Stated problem: Count lines with the string "Móvil" in them. State the number alone.

Data supplied:
┄┄┄┄┄┄┄┄┄┄┄┄┄┄┄┄┄┄┄┄

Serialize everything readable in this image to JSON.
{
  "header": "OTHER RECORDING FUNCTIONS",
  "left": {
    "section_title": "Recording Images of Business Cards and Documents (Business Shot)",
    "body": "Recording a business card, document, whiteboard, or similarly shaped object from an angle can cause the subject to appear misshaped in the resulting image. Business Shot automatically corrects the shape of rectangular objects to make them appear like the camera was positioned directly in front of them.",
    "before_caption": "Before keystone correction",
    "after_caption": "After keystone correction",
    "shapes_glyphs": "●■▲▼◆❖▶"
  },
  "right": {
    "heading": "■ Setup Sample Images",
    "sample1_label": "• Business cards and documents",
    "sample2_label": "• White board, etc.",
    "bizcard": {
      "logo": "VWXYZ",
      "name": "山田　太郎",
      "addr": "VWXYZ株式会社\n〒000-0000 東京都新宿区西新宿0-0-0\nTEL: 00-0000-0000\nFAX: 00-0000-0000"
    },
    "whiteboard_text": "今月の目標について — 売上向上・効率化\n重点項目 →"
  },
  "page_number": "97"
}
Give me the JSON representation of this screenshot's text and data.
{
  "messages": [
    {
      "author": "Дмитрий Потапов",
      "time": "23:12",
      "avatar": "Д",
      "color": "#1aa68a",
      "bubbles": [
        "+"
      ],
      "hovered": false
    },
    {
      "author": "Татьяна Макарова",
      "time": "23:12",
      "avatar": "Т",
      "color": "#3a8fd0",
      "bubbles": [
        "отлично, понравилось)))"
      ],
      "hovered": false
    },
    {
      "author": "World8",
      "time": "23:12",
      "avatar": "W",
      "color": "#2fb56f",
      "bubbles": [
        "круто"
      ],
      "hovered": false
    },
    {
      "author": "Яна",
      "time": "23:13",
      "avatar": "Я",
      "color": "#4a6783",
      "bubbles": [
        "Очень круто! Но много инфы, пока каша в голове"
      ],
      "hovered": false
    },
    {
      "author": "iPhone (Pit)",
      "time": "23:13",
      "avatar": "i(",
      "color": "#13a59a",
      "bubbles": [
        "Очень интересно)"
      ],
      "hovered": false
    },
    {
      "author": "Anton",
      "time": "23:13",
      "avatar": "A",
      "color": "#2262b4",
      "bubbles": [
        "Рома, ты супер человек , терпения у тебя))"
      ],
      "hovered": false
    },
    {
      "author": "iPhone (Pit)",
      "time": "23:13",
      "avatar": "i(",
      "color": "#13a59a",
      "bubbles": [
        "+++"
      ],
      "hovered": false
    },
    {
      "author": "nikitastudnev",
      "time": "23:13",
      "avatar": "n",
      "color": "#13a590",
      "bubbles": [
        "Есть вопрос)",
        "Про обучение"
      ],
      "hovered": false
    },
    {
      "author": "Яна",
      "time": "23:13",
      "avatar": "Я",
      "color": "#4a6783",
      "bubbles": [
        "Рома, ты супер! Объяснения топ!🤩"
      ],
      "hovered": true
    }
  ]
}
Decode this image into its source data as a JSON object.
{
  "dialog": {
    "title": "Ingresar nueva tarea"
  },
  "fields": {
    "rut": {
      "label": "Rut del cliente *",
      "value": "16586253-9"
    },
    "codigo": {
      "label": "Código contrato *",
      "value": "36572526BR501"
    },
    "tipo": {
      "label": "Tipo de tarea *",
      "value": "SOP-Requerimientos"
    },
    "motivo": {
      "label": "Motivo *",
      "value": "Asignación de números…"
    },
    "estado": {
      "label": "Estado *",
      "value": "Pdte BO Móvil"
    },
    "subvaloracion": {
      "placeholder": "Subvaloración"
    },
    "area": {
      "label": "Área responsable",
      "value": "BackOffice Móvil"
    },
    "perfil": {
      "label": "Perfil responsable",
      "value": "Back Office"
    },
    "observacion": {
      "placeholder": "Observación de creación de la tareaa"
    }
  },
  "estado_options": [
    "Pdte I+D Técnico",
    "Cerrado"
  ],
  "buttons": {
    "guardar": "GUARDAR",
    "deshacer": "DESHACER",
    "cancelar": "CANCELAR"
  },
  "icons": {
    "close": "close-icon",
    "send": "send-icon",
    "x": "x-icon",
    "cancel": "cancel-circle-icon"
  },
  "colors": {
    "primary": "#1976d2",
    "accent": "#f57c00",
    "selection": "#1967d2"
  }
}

┄┄┄┄┄┄┄┄┄┄┄┄┄┄┄┄┄┄┄┄

Solution to this problem: 2